TASK DIRECTIONS: Your answer should be one number: how many lines of the data include the string "text"?

(Records)
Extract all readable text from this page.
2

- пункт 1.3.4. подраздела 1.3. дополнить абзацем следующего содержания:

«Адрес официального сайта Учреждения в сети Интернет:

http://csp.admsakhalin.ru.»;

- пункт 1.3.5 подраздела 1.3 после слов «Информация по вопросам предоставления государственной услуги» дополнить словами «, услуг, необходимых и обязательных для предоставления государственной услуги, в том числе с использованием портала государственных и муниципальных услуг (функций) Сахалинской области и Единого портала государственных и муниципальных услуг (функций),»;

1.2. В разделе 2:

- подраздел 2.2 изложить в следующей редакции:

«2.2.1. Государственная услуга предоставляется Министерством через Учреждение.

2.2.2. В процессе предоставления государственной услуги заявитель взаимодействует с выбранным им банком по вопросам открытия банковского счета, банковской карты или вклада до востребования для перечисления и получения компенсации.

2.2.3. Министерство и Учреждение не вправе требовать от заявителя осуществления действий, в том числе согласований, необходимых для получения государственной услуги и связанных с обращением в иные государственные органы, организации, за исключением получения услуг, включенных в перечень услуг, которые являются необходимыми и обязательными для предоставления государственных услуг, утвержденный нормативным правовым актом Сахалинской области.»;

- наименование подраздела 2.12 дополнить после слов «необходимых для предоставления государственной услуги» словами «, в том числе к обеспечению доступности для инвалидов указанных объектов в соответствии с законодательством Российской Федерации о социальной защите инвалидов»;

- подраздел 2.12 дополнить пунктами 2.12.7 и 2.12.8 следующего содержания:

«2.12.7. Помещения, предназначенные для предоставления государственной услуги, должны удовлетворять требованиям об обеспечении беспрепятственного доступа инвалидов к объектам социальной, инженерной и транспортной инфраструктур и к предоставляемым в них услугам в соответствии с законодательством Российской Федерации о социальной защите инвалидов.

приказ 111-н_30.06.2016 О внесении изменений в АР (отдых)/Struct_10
* * *
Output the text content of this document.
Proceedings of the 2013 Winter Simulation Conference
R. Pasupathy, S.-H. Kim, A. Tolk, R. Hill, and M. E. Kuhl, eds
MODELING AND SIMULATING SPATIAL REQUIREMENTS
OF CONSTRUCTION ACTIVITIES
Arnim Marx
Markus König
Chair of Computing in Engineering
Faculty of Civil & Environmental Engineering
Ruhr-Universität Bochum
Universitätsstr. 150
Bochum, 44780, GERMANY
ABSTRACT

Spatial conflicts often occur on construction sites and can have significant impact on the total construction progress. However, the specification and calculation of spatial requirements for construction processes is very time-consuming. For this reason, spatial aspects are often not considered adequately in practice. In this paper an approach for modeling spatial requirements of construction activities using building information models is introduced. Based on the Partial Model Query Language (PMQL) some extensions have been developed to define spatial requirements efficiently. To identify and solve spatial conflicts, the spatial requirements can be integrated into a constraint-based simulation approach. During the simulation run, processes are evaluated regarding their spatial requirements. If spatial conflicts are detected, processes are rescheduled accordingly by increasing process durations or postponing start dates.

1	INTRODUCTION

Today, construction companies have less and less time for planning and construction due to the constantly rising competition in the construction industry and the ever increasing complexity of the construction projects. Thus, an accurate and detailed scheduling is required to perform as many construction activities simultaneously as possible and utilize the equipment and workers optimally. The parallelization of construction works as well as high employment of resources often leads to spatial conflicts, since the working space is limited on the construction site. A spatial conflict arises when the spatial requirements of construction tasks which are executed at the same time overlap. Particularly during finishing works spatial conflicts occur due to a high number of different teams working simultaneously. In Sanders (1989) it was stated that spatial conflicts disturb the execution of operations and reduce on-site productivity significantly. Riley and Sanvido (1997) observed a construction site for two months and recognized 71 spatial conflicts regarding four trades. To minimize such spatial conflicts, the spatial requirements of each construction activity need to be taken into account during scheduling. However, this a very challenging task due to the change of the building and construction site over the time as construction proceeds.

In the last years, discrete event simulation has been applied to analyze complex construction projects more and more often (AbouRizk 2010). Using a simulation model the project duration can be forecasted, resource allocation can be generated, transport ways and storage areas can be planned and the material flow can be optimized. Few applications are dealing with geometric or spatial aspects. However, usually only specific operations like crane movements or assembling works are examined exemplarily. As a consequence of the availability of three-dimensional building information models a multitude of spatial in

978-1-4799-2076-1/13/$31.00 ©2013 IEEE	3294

THE OUTPUT: 2